** start **

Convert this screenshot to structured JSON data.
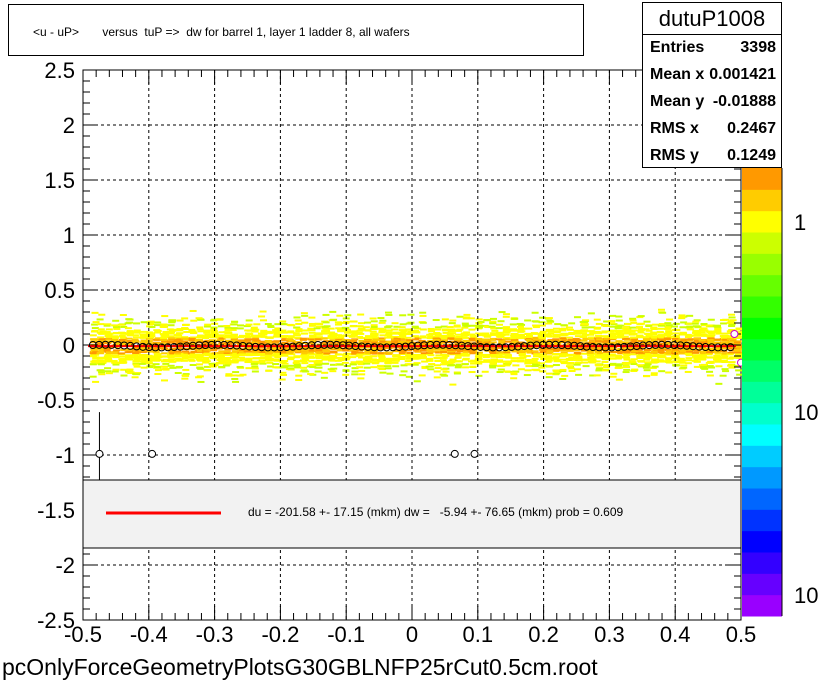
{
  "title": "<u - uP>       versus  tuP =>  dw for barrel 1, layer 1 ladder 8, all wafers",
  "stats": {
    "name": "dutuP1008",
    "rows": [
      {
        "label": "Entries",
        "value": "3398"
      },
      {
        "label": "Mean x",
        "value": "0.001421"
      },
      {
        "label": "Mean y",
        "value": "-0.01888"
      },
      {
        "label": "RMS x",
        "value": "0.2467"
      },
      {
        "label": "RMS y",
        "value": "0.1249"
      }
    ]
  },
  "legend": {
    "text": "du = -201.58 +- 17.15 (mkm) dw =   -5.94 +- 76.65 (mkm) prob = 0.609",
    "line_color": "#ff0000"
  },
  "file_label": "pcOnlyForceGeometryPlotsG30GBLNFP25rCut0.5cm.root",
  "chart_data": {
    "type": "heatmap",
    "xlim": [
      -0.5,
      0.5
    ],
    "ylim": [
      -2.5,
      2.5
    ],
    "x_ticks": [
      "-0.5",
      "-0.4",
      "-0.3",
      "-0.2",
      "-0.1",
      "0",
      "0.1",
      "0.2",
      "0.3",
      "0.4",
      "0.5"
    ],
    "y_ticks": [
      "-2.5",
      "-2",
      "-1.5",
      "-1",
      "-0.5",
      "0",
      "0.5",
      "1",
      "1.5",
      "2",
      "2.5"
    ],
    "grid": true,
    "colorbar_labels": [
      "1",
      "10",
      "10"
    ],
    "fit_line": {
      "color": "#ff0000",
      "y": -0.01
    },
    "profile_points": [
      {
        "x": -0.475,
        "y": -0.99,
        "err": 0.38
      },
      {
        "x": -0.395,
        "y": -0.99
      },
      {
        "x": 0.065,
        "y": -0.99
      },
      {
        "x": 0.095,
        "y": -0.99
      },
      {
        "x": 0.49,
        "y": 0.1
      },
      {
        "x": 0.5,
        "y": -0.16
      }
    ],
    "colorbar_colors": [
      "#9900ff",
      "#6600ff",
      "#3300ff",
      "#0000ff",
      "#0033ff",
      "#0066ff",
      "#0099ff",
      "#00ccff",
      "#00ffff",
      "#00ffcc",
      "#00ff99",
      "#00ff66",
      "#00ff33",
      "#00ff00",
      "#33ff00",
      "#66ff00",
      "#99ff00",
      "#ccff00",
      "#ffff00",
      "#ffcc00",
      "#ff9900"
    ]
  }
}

** end **
** start **

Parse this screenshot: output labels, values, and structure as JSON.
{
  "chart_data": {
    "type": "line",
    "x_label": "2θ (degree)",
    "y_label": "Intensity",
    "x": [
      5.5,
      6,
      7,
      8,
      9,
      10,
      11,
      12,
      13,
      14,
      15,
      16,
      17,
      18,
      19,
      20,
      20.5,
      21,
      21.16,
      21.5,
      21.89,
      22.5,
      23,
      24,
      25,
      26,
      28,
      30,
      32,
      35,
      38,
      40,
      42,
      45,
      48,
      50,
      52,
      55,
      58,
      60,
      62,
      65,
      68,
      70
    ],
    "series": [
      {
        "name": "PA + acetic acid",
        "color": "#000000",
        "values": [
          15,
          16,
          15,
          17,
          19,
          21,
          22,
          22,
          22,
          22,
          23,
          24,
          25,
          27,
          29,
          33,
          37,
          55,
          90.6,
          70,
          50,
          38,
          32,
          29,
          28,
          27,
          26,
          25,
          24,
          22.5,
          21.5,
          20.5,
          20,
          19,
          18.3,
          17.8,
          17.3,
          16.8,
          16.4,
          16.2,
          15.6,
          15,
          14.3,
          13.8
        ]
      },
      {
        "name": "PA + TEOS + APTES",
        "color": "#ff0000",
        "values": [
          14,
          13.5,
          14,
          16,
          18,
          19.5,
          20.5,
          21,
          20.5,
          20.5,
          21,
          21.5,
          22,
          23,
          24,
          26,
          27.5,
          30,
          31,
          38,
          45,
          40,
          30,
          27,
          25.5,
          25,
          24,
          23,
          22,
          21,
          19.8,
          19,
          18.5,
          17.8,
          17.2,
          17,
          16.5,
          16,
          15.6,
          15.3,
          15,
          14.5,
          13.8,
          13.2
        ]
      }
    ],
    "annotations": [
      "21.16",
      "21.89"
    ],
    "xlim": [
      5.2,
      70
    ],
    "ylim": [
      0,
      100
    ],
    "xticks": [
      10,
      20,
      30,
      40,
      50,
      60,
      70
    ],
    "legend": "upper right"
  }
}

** end **

Out of the material above, select every line that holds the string "JSON".

Convert this screenshot to structured JSON data.
Parse this screenshot: output labels, values, and structure as JSON.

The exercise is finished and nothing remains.